BRIEF
Rewrite every line of the material below as a numbered list, leaving out any blank lines.

SUPPLIED RECORDS
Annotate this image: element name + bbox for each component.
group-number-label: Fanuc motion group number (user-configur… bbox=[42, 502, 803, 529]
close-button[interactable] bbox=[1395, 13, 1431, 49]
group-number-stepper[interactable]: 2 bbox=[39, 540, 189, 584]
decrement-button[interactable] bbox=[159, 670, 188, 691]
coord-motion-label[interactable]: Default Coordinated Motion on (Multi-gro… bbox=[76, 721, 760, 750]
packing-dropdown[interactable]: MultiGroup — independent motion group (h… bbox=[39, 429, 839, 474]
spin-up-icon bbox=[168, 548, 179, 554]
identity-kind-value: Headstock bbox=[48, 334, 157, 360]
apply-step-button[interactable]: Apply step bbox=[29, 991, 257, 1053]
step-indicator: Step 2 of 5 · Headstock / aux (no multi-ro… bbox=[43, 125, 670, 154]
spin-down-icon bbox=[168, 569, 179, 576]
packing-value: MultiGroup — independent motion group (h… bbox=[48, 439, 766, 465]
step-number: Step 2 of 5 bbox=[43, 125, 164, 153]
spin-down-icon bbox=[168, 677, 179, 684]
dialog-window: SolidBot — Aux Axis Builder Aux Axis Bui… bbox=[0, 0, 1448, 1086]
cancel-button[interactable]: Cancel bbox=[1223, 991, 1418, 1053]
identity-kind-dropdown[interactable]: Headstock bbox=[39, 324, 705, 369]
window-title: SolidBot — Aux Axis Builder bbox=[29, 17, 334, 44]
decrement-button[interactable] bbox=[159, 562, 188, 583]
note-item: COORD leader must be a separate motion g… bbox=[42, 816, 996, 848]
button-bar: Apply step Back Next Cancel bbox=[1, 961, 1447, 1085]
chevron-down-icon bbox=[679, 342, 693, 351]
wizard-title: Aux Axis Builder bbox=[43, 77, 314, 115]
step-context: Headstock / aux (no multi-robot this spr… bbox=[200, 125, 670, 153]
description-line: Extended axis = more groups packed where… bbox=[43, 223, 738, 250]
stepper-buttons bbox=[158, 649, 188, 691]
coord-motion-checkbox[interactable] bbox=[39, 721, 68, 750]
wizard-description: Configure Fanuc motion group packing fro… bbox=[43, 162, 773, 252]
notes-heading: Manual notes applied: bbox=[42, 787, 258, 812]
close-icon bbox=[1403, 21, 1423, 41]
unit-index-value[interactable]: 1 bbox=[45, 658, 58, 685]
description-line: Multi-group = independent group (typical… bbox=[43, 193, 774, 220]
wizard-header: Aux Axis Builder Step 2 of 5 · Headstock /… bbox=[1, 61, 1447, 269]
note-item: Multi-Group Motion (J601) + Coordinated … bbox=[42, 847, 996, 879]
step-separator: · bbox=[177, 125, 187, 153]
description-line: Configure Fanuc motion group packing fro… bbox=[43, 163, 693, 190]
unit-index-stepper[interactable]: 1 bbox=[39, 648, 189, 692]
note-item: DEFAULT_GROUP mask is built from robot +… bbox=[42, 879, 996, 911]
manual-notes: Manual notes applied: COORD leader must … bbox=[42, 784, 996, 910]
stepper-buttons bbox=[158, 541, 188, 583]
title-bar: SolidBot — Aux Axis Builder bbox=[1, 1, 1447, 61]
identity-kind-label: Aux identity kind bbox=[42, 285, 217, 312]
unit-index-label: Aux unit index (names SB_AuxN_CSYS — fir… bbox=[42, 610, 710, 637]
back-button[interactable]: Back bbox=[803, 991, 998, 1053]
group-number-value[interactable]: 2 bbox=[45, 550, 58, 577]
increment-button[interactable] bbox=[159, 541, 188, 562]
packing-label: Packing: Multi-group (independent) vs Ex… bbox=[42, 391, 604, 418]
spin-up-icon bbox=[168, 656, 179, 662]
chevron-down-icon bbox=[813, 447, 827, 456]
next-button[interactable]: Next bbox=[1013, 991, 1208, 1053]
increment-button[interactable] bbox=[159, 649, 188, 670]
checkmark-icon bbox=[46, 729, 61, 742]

COMPLETE OUTPUT
1. Annotate this image: element name + bbox for each component.
2. group-number-label: Fanuc motion group number (user-configur… bbox=[42, 502, 803, 529]
3. close-button[interactable] bbox=[1395, 13, 1431, 49]
4. group-number-stepper[interactable]: 2 bbox=[39, 540, 189, 584]
5. decrement-button[interactable] bbox=[159, 670, 188, 691]
6. coord-motion-label[interactable]: Default Coordinated Motion on (Multi-gro… bbox=[76, 721, 760, 750]
7. packing-dropdown[interactable]: MultiGroup — independent motion group (h… bbox=[39, 429, 839, 474]
8. spin-up-icon bbox=[168, 548, 179, 554]
9. identity-kind-value: Headstock bbox=[48, 334, 157, 360]
10. apply-step-button[interactable]: Apply step bbox=[29, 991, 257, 1053]
11. step-indicator: Step 2 of 5 · Headstock / aux (no multi-ro… bbox=[43, 125, 670, 154]
12. spin-down-icon bbox=[168, 569, 179, 576]
13. packing-value: MultiGroup — independent motion group (h… bbox=[48, 439, 766, 465]
14. step-number: Step 2 of 5 bbox=[43, 125, 164, 153]
15. spin-down-icon bbox=[168, 677, 179, 684]
16. dialog-window: SolidBot — Aux Axis Builder Aux Axis Bui… bbox=[0, 0, 1448, 1086]
17. cancel-button[interactable]: Cancel bbox=[1223, 991, 1418, 1053]
18. identity-kind-dropdown[interactable]: Headstock bbox=[39, 324, 705, 369]
19. window-title: SolidBot — Aux Axis Builder bbox=[29, 17, 334, 44]
20. decrement-button[interactable] bbox=[159, 562, 188, 583]
21. note-item: COORD leader must be a separate motion g… bbox=[42, 816, 996, 848]
22. button-bar: Apply step Back Next Cancel bbox=[1, 961, 1447, 1085]
23. chevron-down-icon bbox=[679, 342, 693, 351]
24. wizard-title: Aux Axis Builder bbox=[43, 77, 314, 115]
25. step-context: Headstock / aux (no multi-robot this spr… bbox=[200, 125, 670, 153]
26. description-line: Extended axis = more groups packed where… bbox=[43, 223, 738, 250]
27. stepper-buttons bbox=[158, 649, 188, 691]
28. coord-motion-checkbox[interactable] bbox=[39, 721, 68, 750]
29. wizard-description: Configure Fanuc motion group packing fro… bbox=[43, 162, 773, 252]
30. notes-heading: Manual notes applied: bbox=[42, 787, 258, 812]
31. close-icon bbox=[1403, 21, 1423, 41]
32. unit-index-value[interactable]: 1 bbox=[45, 658, 58, 685]
33. description-line: Multi-group = independent group (typical… bbox=[43, 193, 774, 220]
34. wizard-header: Aux Axis Builder Step 2 of 5 · Headstock /… bbox=[1, 61, 1447, 269]
35. note-item: Multi-Group Motion (J601) + Coordinated … bbox=[42, 847, 996, 879]
36. step-separator: · bbox=[177, 125, 187, 153]
37. description-line: Configure Fanuc motion group packing fro… bbox=[43, 163, 693, 190]
38. unit-index-stepper[interactable]: 1 bbox=[39, 648, 189, 692]
39. note-item: DEFAULT_GROUP mask is built from robot +… bbox=[42, 879, 996, 911]
40. manual-notes: Manual notes applied: COORD leader must … bbox=[42, 784, 996, 910]
41. stepper-buttons bbox=[158, 541, 188, 583]
42. title-bar: SolidBot — Aux Axis Builder bbox=[1, 1, 1447, 61]
43. identity-kind-label: Aux identity kind bbox=[42, 285, 217, 312]
44. unit-index-label: Aux unit index (names SB_AuxN_CSYS — fir… bbox=[42, 610, 710, 637]
45. back-button[interactable]: Back bbox=[803, 991, 998, 1053]
46. group-number-value[interactable]: 2 bbox=[45, 550, 58, 577]
47. increment-button[interactable] bbox=[159, 541, 188, 562]
48. packing-label: Packing: Multi-group (independent) vs Ex… bbox=[42, 391, 604, 418]
49. spin-up-icon bbox=[168, 656, 179, 662]
50. chevron-down-icon bbox=[813, 447, 827, 456]
51. next-button[interactable]: Next bbox=[1013, 991, 1208, 1053]
52. increment-button[interactable] bbox=[159, 649, 188, 670]
53. checkmark-icon bbox=[46, 729, 61, 742]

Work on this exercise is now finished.